▶ [Stated problem]: Without the images, write out the whole listing exactly.

## start Input rows

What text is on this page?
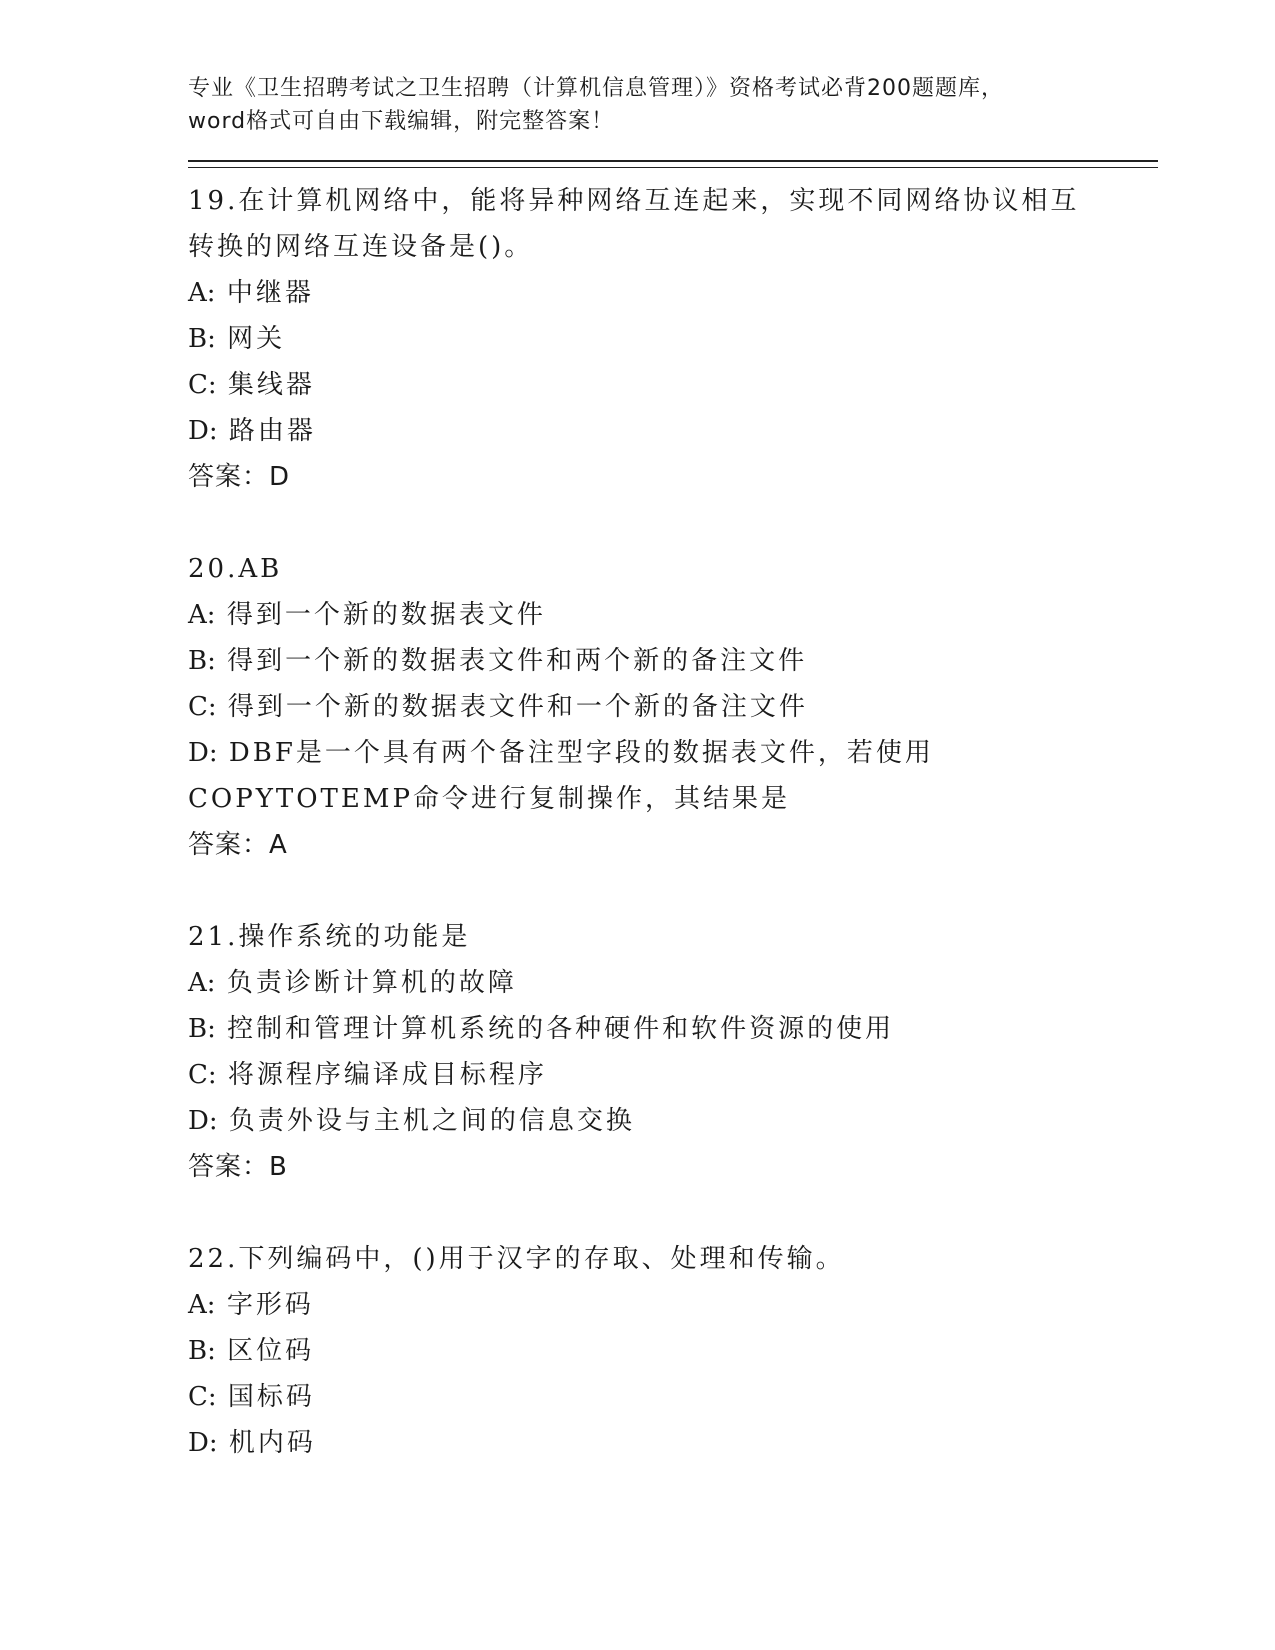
专业《卫生招聘考试之卫生招聘（计算机信息管理）》资格考试必背200题题库，
word格式可自由下载编辑，附完整答案！

19.在计算机网络中，能将异种网络互连起来，实现不同网络协议相互转换的网络互连设备是()。

A: 中继器

B: 网关

C: 集线器

D: 路由器

答案：D

20.AB

A: 得到一个新的数据表文件

B: 得到一个新的数据表文件和两个新的备注文件

C: 得到一个新的数据表文件和一个新的备注文件

D: DBF是一个具有两个备注型字段的数据表文件，若使用COPYTOTEMP命令进行复制操作，其结果是

答案：A

21.操作系统的功能是

A: 负责诊断计算机的故障

B: 控制和管理计算机系统的各种硬件和软件资源的使用

C: 将源程序编译成目标程序

D: 负责外设与主机之间的信息交换

答案：B

22.下列编码中，()用于汉字的存取、处理和传输。

A: 字形码

B: 区位码

C: 国标码

D: 机内码
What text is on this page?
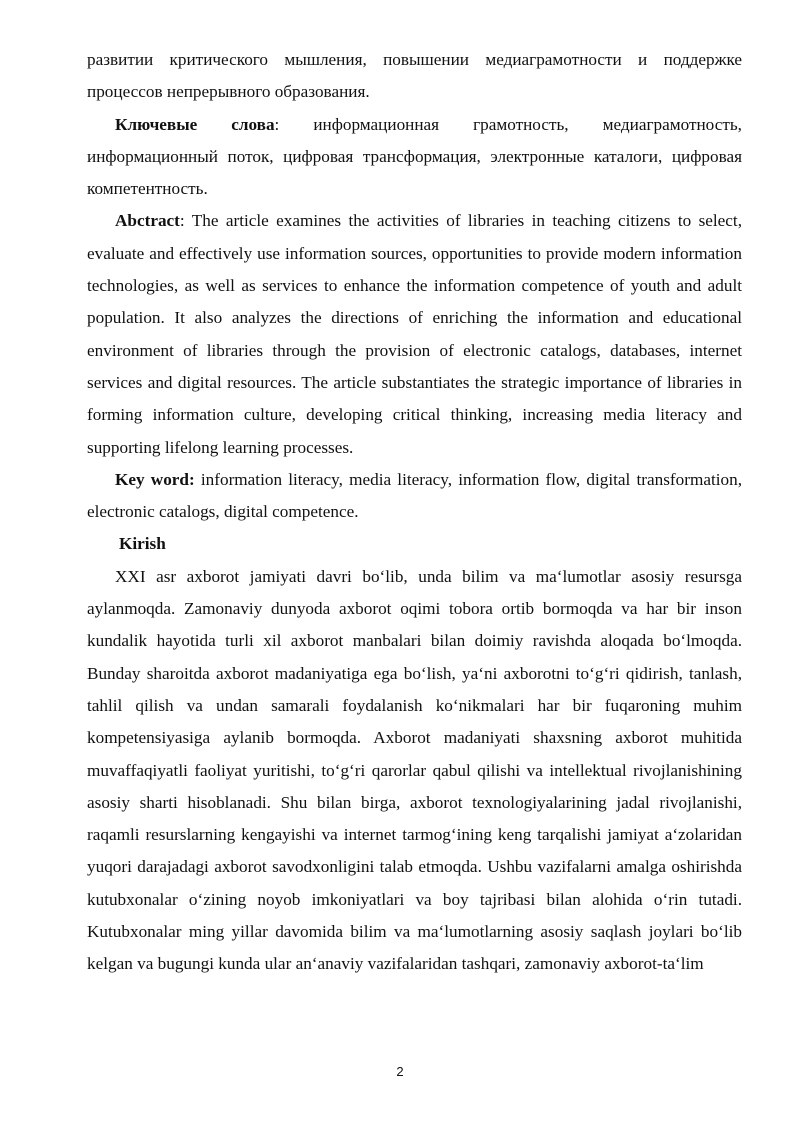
развитии критического мышления, повышении медиаграмотности и поддержке процессов непрерывного образования.

Ключевые слова: информационная грамотность, медиаграмотность, информационный поток, цифровая трансформация, электронные каталоги, цифровая компетентность.

Abctract: The article examines the activities of libraries in teaching citizens to select, evaluate and effectively use information sources, opportunities to provide modern information technologies, as well as services to enhance the information competence of youth and adult population. It also analyzes the directions of enriching the information and educational environment of libraries through the provision of electronic catalogs, databases, internet services and digital resources. The article substantiates the strategic importance of libraries in forming information culture, developing critical thinking, increasing media literacy and supporting lifelong learning processes.

Key word: information literacy, media literacy, information flow, digital transformation, electronic catalogs, digital competence.

Kirish

XXI asr axborot jamiyati davri bo‘lib, unda bilim va ma‘lumotlar asosiy resursga aylanmoqda. Zamonaviy dunyoda axborot oqimi tobora ortib bormoqda va har bir inson kundalik hayotida turli xil axborot manbalari bilan doimiy ravishda aloqada bo‘lmoqda. Bunday sharoitda axborot madaniyatiga ega bo‘lish, ya‘ni axborotni to‘g‘ri qidirish, tanlash, tahlil qilish va undan samarali foydalanish ko‘nikmalari har bir fuqaroning muhim kompetensiyasiga aylanib bormoqda. Axborot madaniyati shaxsning axborot muhitida muvaffaqiyatli faoliyat yuritishi, to‘g‘ri qarorlar qabul qilishi va intellektual rivojlanishining asosiy sharti hisoblanadi. Shu bilan birga, axborot texnologiyalarining jadal rivojlanishi, raqamli resurslarning kengayishi va internet tarmog‘ining keng tarqalishi jamiyat a‘zolaridan yuqori darajadagi axborot savodxonligini talab etmoqda. Ushbu vazifalarni amalga oshirishda kutubxonalar o‘zining noyob imkoniyatlari va boy tajribasi bilan alohida o‘rin tutadi. Kutubxonalar ming yillar davomida bilim va ma‘lumotlarning asosiy saqlash joylari bo‘lib kelgan va bugungi kunda ular an‘anaviy vazifalaridan tashqari, zamonaviy axborot-ta‘lim

2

## end Input rows

▶ [Correct answer]:
What text is on this page?
专业《卫生招聘考试之卫生招聘（计算机信息管理）》资格考试必背200题题库，
word格式可自由下载编辑，附完整答案！

19.在计算机网络中，能将异种网络互连起来，实现不同网络协议相互转换的网络互连设备是()。

A: 中继器

B: 网关

C: 集线器

D: 路由器

答案：D

20.AB

A: 得到一个新的数据表文件

B: 得到一个新的数据表文件和两个新的备注文件

C: 得到一个新的数据表文件和一个新的备注文件

D: DBF是一个具有两个备注型字段的数据表文件，若使用COPYTOTEMP命令进行复制操作，其结果是

答案：A

21.操作系统的功能是

A: 负责诊断计算机的故障

B: 控制和管理计算机系统的各种硬件和软件资源的使用

C: 将源程序编译成目标程序

D: 负责外设与主机之间的信息交换

答案：B

22.下列编码中，()用于汉字的存取、处理和传输。

A: 字形码

B: 区位码

C: 国标码

D: 机内码
What text is on this page?
развитии критического мышления, повышении медиаграмотности и поддержке процессов непрерывного образования.

Ключевые слова: информационная грамотность, медиаграмотность, информационный поток, цифровая трансформация, электронные каталоги, цифровая компетентность.

Abctract: The article examines the activities of libraries in teaching citizens to select, evaluate and effectively use information sources, opportunities to provide modern information technologies, as well as services to enhance the information competence of youth and adult population. It also analyzes the directions of enriching the information and educational environment of libraries through the provision of electronic catalogs, databases, internet services and digital resources. The article substantiates the strategic importance of libraries in forming information culture, developing critical thinking, increasing media literacy and supporting lifelong learning processes.

Key word: information literacy, media literacy, information flow, digital transformation, electronic catalogs, digital competence.

Kirish

XXI asr axborot jamiyati davri bo‘lib, unda bilim va ma‘lumotlar asosiy resursga aylanmoqda. Zamonaviy dunyoda axborot oqimi tobora ortib bormoqda va har bir inson kundalik hayotida turli xil axborot manbalari bilan doimiy ravishda aloqada bo‘lmoqda. Bunday sharoitda axborot madaniyatiga ega bo‘lish, ya‘ni axborotni to‘g‘ri qidirish, tanlash, tahlil qilish va undan samarali foydalanish ko‘nikmalari har bir fuqaroning muhim kompetensiyasiga aylanib bormoqda. Axborot madaniyati shaxsning axborot muhitida muvaffaqiyatli faoliyat yuritishi, to‘g‘ri qarorlar qabul qilishi va intellektual rivojlanishining asosiy sharti hisoblanadi. Shu bilan birga, axborot texnologiyalarining jadal rivojlanishi, raqamli resurslarning kengayishi va internet tarmog‘ining keng tarqalishi jamiyat a‘zolaridan yuqori darajadagi axborot savodxonligini talab etmoqda. Ushbu vazifalarni amalga oshirishda kutubxonalar o‘zining noyob imkoniyatlari va boy tajribasi bilan alohida o‘rin tutadi. Kutubxonalar ming yillar davomida bilim va ma‘lumotlarning asosiy saqlash joylari bo‘lib kelgan va bugungi kunda ular an‘anaviy vazifalaridan tashqari, zamonaviy axborot-ta‘lim

2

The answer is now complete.